Problem description: Determine how many lines contain the string "vehicle". Reply with that figure and nothing else.

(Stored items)
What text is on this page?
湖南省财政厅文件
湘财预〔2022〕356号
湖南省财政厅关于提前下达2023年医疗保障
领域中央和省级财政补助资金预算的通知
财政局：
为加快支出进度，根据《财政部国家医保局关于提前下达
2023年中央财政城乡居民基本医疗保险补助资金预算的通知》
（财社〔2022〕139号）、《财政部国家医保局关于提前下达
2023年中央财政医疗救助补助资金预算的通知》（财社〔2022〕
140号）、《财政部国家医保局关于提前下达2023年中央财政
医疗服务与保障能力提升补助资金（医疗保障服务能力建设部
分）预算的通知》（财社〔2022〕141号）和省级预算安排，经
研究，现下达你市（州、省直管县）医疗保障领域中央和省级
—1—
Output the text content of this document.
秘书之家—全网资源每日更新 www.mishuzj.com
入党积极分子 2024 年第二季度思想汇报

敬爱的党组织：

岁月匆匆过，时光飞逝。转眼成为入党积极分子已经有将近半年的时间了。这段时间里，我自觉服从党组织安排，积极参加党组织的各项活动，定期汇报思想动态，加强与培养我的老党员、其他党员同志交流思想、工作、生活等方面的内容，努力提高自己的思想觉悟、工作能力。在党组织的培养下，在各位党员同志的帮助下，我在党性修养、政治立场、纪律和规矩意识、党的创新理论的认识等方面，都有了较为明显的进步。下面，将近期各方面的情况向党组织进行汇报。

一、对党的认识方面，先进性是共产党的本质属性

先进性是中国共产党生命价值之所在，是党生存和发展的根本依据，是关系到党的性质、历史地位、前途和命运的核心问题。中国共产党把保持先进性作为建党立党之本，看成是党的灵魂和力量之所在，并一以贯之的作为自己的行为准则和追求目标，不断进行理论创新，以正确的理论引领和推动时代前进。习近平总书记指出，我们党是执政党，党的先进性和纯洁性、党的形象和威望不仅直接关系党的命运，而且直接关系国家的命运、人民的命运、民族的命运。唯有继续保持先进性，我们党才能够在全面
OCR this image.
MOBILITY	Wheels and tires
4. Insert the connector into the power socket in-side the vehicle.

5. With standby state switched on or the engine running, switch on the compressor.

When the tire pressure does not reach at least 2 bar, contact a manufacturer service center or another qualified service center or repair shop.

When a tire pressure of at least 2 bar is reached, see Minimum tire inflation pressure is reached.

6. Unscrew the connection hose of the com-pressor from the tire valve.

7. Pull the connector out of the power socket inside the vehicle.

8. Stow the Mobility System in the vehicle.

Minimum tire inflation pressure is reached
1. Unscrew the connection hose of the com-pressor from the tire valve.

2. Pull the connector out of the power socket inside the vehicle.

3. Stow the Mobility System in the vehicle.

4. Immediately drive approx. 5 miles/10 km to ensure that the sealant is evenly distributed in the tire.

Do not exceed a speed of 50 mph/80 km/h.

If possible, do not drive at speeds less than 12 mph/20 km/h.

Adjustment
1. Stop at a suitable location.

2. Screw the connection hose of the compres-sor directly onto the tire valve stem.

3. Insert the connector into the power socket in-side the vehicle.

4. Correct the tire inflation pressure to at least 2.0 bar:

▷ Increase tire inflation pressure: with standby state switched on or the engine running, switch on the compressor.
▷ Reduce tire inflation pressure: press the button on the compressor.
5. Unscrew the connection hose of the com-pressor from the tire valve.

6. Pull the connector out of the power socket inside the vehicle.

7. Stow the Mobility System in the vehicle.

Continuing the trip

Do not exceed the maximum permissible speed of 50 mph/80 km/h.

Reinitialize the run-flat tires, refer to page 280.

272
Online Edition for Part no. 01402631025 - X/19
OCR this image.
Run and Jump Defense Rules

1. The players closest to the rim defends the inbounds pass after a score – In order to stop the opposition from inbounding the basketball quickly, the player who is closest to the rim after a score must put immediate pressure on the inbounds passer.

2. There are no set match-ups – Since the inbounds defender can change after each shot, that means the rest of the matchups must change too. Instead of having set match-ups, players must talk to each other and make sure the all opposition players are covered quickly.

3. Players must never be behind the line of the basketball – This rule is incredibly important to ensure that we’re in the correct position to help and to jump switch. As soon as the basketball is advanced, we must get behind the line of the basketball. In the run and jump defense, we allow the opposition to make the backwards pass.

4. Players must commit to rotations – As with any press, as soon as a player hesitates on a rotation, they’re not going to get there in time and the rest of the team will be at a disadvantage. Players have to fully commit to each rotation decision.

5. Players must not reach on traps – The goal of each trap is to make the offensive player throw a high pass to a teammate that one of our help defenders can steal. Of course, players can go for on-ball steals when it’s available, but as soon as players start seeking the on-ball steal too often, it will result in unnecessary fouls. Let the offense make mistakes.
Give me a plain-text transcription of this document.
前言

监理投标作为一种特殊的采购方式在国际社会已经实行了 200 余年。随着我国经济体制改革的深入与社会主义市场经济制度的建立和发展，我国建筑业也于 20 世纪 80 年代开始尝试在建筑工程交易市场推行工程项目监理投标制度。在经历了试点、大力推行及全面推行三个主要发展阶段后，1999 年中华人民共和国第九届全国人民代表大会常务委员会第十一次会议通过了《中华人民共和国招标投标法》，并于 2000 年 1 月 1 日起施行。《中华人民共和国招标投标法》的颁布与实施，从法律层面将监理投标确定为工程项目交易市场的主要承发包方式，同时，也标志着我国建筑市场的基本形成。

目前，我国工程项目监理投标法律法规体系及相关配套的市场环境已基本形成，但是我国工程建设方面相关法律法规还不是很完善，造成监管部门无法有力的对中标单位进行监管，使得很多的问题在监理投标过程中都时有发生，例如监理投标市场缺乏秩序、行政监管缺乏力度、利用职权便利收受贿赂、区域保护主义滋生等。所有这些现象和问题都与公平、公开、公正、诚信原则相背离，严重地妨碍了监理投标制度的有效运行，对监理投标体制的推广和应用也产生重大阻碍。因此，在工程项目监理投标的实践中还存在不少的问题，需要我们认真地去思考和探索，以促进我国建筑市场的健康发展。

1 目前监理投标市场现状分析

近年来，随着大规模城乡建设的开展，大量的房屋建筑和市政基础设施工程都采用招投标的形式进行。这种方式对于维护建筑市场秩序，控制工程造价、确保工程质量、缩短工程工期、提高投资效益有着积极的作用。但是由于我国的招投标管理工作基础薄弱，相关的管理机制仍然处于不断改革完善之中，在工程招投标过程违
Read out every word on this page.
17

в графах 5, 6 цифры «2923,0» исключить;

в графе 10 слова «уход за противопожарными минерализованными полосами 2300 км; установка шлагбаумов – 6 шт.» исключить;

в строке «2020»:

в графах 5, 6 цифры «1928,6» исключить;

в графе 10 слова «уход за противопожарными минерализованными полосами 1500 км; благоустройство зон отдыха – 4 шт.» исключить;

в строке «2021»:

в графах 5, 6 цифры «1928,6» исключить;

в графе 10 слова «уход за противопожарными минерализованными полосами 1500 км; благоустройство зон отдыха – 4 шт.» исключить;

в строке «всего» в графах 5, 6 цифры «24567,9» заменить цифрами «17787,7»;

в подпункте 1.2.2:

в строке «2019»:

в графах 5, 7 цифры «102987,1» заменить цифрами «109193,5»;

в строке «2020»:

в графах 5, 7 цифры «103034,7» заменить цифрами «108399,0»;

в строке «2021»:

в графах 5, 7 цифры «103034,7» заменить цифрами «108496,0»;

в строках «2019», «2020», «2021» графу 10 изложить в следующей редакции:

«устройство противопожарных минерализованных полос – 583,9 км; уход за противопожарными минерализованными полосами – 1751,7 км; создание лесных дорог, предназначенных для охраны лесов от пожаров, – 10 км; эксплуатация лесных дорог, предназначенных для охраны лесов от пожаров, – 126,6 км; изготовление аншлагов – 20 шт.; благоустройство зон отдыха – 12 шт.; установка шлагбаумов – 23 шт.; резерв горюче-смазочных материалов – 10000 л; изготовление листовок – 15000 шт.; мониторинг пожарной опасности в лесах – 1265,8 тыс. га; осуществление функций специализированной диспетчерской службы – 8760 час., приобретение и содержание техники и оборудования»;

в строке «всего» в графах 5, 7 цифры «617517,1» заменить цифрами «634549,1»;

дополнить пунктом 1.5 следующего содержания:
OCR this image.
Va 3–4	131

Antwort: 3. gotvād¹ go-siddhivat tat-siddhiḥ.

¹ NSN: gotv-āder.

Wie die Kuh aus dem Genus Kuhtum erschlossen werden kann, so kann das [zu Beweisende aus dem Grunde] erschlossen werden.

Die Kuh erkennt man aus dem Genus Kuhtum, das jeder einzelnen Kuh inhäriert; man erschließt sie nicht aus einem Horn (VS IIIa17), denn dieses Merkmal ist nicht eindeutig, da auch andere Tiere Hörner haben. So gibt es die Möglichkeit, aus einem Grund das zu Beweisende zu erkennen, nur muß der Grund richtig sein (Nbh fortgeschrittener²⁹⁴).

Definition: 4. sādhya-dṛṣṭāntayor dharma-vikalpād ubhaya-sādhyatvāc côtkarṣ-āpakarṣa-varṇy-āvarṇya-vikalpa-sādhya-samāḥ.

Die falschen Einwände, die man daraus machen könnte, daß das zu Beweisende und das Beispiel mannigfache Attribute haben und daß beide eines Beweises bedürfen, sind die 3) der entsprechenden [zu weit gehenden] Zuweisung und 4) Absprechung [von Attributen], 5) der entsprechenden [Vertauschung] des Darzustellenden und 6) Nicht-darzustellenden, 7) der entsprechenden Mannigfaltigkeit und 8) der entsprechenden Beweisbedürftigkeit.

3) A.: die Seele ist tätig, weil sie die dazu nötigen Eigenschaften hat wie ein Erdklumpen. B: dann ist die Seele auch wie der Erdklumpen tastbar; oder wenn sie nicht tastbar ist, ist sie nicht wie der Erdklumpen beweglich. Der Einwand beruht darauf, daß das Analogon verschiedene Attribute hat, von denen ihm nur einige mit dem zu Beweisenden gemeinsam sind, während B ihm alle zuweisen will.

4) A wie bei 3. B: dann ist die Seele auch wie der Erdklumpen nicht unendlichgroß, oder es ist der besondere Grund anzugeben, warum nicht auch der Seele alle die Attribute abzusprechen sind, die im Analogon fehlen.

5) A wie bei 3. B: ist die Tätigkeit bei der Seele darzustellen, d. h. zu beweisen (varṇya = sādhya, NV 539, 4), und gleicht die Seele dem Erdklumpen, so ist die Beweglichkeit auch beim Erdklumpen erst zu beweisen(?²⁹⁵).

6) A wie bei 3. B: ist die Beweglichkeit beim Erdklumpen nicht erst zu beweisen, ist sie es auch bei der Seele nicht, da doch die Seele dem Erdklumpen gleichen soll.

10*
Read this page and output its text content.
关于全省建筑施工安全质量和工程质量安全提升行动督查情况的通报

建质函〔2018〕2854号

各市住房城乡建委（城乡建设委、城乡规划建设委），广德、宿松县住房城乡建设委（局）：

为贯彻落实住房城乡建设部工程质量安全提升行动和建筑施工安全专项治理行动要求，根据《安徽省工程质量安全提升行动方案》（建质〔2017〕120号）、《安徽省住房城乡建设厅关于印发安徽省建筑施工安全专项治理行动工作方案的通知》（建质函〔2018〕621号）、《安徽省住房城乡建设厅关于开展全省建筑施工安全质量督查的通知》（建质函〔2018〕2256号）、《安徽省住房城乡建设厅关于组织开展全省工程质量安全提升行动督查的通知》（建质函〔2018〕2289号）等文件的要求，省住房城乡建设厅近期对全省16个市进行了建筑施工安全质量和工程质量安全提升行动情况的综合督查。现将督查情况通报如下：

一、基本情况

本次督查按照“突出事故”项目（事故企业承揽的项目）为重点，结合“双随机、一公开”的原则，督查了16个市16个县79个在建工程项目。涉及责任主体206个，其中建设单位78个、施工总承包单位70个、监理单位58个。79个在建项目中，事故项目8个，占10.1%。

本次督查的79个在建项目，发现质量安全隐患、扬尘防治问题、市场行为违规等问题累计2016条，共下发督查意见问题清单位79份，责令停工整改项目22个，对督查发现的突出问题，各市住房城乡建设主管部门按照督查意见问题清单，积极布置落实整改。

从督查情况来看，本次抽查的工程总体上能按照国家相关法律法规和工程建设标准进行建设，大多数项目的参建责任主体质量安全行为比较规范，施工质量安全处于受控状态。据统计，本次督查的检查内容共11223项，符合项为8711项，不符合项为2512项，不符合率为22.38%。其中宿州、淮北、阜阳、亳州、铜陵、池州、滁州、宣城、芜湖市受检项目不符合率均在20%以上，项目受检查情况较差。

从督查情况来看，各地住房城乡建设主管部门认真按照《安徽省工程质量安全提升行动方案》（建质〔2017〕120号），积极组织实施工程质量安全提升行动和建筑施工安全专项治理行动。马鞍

Solution to this problem: 8